**WHAT THE EXERCISE ASKS:** From the listing below, select every line where the word "rapprochées" appears.

Collected data entries:
◇ ◇ ◇ ◇

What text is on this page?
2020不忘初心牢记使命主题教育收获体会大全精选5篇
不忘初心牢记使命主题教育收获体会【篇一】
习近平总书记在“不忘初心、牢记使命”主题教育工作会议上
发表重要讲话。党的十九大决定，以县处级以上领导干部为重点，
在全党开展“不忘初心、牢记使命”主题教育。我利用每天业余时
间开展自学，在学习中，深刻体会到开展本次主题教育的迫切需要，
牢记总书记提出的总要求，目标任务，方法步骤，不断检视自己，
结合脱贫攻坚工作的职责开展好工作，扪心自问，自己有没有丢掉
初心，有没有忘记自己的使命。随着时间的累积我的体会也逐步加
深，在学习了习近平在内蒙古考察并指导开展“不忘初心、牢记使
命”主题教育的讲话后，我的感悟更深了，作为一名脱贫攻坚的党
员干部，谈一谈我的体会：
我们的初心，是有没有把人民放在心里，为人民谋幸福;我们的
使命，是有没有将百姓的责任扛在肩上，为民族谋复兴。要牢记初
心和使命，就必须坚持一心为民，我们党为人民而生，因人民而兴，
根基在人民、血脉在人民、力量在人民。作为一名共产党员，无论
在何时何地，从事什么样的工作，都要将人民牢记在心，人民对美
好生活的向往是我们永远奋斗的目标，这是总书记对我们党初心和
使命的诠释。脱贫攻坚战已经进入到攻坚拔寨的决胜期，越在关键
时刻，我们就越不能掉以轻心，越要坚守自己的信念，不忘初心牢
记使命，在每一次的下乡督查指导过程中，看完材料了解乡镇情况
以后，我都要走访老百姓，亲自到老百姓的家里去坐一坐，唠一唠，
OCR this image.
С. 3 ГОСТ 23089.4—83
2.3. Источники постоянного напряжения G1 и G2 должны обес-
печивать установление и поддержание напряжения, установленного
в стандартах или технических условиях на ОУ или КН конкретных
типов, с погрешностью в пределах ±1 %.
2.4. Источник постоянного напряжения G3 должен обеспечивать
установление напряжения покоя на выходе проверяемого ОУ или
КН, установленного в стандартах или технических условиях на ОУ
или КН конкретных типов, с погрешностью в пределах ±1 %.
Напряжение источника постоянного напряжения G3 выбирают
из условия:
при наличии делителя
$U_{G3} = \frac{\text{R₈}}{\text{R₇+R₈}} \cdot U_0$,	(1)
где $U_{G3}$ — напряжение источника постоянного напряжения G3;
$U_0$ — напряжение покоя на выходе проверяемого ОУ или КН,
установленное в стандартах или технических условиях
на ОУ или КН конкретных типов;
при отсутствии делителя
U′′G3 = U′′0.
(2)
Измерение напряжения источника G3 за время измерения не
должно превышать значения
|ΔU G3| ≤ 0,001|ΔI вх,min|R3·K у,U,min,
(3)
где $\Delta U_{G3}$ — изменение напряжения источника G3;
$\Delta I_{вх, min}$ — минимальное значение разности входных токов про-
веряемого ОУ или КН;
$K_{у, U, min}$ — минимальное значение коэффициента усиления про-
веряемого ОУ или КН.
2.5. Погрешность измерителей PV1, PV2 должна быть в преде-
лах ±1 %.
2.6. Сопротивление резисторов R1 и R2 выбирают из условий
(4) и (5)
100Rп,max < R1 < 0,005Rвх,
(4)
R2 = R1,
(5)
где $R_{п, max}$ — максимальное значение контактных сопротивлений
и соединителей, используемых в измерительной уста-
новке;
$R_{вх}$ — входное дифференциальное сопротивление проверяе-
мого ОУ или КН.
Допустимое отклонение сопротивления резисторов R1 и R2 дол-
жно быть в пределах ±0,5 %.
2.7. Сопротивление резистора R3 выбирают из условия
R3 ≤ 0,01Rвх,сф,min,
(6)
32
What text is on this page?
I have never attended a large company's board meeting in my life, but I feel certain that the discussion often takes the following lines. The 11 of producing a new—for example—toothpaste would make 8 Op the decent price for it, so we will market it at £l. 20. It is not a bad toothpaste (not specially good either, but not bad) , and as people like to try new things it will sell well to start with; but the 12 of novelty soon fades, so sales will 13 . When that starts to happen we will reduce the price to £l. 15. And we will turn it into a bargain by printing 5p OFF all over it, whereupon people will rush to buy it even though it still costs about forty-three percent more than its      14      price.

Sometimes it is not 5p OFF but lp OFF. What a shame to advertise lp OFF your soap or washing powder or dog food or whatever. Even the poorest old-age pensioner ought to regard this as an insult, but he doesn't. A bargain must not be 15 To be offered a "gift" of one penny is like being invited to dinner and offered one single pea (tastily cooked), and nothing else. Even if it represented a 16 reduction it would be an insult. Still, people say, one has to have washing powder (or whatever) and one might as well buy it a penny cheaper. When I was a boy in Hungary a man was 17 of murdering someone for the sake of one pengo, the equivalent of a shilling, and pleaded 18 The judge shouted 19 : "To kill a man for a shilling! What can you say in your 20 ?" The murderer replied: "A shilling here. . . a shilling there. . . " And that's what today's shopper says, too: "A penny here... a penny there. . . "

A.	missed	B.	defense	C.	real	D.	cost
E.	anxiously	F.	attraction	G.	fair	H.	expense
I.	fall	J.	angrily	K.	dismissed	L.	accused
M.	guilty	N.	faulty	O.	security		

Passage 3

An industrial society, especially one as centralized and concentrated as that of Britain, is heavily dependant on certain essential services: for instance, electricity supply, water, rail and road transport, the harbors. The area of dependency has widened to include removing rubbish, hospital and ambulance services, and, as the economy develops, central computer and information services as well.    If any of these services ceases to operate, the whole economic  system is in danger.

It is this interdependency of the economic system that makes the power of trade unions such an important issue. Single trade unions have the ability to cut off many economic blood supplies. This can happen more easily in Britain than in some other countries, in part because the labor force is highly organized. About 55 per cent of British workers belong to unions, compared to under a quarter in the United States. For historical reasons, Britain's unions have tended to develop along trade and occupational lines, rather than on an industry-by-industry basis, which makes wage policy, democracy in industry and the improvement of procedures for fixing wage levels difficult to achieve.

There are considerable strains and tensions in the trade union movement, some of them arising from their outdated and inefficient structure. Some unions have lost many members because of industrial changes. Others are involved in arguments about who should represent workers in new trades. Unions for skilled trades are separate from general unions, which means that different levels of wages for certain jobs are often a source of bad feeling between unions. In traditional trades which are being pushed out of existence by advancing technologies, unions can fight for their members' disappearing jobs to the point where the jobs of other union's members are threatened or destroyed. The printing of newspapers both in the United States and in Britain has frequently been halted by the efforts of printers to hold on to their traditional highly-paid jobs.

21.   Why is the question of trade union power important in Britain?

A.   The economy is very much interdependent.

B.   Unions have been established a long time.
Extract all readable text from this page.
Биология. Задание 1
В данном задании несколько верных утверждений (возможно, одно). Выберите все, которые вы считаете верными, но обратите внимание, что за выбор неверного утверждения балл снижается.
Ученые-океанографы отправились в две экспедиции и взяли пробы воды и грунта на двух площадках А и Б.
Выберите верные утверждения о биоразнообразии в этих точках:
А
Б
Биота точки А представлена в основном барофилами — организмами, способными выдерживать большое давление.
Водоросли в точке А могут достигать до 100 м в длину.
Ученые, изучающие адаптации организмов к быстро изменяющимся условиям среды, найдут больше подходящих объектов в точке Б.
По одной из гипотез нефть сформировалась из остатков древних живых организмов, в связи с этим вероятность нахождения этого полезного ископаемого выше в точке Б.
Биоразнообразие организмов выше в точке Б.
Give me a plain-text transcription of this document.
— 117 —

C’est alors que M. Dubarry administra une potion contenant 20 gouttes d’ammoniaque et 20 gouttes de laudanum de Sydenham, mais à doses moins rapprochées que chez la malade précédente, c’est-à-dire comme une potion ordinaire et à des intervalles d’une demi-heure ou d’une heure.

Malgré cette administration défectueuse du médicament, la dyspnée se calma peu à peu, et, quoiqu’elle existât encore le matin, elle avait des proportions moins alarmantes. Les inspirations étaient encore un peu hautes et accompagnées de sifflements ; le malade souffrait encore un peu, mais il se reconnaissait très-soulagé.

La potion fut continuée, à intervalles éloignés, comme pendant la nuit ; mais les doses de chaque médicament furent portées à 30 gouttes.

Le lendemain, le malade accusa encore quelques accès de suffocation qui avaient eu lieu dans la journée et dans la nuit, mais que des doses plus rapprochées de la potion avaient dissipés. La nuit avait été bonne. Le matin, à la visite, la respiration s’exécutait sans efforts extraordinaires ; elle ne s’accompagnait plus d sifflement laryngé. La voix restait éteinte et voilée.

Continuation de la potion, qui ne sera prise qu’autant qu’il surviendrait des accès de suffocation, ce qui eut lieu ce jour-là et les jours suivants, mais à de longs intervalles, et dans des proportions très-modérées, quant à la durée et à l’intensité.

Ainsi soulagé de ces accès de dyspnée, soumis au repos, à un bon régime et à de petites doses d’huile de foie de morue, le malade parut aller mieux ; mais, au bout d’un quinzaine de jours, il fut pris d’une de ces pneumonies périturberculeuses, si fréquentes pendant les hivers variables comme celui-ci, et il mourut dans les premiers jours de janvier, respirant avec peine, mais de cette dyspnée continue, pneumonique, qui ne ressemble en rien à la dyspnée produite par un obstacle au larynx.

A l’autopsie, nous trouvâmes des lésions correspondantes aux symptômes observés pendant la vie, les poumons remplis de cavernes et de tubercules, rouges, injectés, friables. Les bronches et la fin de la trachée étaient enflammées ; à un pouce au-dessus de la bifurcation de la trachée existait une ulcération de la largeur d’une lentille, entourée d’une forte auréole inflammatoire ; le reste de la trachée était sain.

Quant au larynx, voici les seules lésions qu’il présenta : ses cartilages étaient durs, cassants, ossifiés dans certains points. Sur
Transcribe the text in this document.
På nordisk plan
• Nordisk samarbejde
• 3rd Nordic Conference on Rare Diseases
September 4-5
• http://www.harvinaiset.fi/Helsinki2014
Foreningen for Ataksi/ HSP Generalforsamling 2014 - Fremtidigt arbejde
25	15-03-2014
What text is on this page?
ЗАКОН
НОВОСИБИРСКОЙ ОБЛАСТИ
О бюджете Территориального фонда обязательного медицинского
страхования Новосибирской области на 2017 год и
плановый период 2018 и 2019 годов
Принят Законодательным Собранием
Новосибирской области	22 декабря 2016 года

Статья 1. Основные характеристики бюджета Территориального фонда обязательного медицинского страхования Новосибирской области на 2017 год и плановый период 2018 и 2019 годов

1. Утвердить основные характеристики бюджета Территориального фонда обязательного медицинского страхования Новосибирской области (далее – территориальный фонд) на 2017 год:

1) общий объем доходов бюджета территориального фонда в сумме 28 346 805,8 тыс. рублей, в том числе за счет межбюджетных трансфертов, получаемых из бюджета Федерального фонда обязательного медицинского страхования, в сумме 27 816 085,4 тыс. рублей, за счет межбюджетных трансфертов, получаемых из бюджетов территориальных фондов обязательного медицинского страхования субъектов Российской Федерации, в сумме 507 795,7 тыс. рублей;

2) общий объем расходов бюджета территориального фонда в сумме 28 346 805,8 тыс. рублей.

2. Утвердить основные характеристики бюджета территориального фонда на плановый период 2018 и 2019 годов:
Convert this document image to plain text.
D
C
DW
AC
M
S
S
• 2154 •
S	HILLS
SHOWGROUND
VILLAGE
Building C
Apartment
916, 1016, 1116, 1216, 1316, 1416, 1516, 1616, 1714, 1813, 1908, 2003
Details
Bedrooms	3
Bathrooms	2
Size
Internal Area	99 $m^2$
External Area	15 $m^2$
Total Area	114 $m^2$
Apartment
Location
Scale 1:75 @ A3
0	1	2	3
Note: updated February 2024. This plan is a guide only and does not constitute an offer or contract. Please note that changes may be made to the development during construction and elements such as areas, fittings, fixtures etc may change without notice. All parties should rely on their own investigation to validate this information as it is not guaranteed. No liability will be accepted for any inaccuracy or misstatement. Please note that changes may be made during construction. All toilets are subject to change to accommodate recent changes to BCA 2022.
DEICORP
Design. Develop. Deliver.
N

◇ ◇ ◇ ◇

**REPLY:**
C’est alors que M. Dubarry administra une potion contenant 20 gouttes d’ammoniaque et 20 gouttes de laudanum de Sydenham, mais à doses moins rapprochées que chez la malade précédente, c’est-à-dire comme une potion ordinaire et à des intervalles d’une demi-heure ou d’une heure.
Le lendemain, le malade accusa encore quelques accès de suffocation qui avaient eu lieu dans la journée et dans la nuit, mais que des doses plus rapprochées de la potion avaient dissipés. La nuit avait été bonne. Le matin, à la visite, la respiration s’exécutait sans efforts extraordinaires ; elle ne s’accompagnait plus d sifflement laryngé. La voix restait éteinte et voilée.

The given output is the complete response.